WHAT IS BEING ASKED: Each entry needs to be restated exactly as written.

________________________________________

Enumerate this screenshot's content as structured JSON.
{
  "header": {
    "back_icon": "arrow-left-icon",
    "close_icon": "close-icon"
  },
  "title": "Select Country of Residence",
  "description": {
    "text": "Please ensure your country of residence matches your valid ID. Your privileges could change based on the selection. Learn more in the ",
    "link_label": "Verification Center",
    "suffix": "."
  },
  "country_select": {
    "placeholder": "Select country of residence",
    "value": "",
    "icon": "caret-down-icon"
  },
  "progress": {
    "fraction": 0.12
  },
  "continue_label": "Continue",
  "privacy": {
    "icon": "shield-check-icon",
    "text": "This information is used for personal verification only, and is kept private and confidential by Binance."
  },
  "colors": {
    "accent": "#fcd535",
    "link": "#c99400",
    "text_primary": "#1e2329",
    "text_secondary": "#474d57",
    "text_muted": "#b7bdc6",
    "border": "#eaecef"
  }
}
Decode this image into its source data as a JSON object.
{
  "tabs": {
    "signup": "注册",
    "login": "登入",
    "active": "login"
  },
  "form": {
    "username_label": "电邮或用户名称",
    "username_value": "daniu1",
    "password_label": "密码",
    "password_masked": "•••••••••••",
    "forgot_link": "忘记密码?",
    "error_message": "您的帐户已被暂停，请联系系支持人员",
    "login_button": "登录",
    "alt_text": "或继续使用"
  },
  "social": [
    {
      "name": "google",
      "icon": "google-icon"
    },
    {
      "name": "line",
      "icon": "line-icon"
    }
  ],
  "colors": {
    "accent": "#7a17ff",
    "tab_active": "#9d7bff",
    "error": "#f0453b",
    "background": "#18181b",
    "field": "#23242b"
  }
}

________________________________________

CORRECT RESULT:
Enumerate this screenshot's content as structured JSON.
{
  "header": {
    "back_icon": "arrow-left-icon",
    "close_icon": "close-icon"
  },
  "title": "Select Country of Residence",
  "description": {
    "text": "Please ensure your country of residence matches your valid ID. Your privileges could change based on the selection. Learn more in the ",
    "link_label": "Verification Center",
    "suffix": "."
  },
  "country_select": {
    "placeholder": "Select country of residence",
    "value": "",
    "icon": "caret-down-icon"
  },
  "progress": {
    "fraction": 0.12
  },
  "continue_label": "Continue",
  "privacy": {
    "icon": "shield-check-icon",
    "text": "This information is used for personal verification only, and is kept private and confidential by Binance."
  },
  "colors": {
    "accent": "#fcd535",
    "link": "#c99400",
    "text_primary": "#1e2329",
    "text_secondary": "#474d57",
    "text_muted": "#b7bdc6",
    "border": "#eaecef"
  }
}
Decode this image into its source data as a JSON object.
{
  "tabs": {
    "signup": "注册",
    "login": "登入",
    "active": "login"
  },
  "form": {
    "username_label": "电邮或用户名称",
    "username_value": "daniu1",
    "password_label": "密码",
    "password_masked": "•••••••••••",
    "forgot_link": "忘记密码?",
    "error_message": "您的帐户已被暂停，请联系系支持人员",
    "login_button": "登录",
    "alt_text": "或继续使用"
  },
  "social": [
    {
      "name": "google",
      "icon": "google-icon"
    },
    {
      "name": "line",
      "icon": "line-icon"
    }
  ],
  "colors": {
    "accent": "#7a17ff",
    "tab_active": "#9d7bff",
    "error": "#f0453b",
    "background": "#18181b",
    "field": "#23242b"
  }
}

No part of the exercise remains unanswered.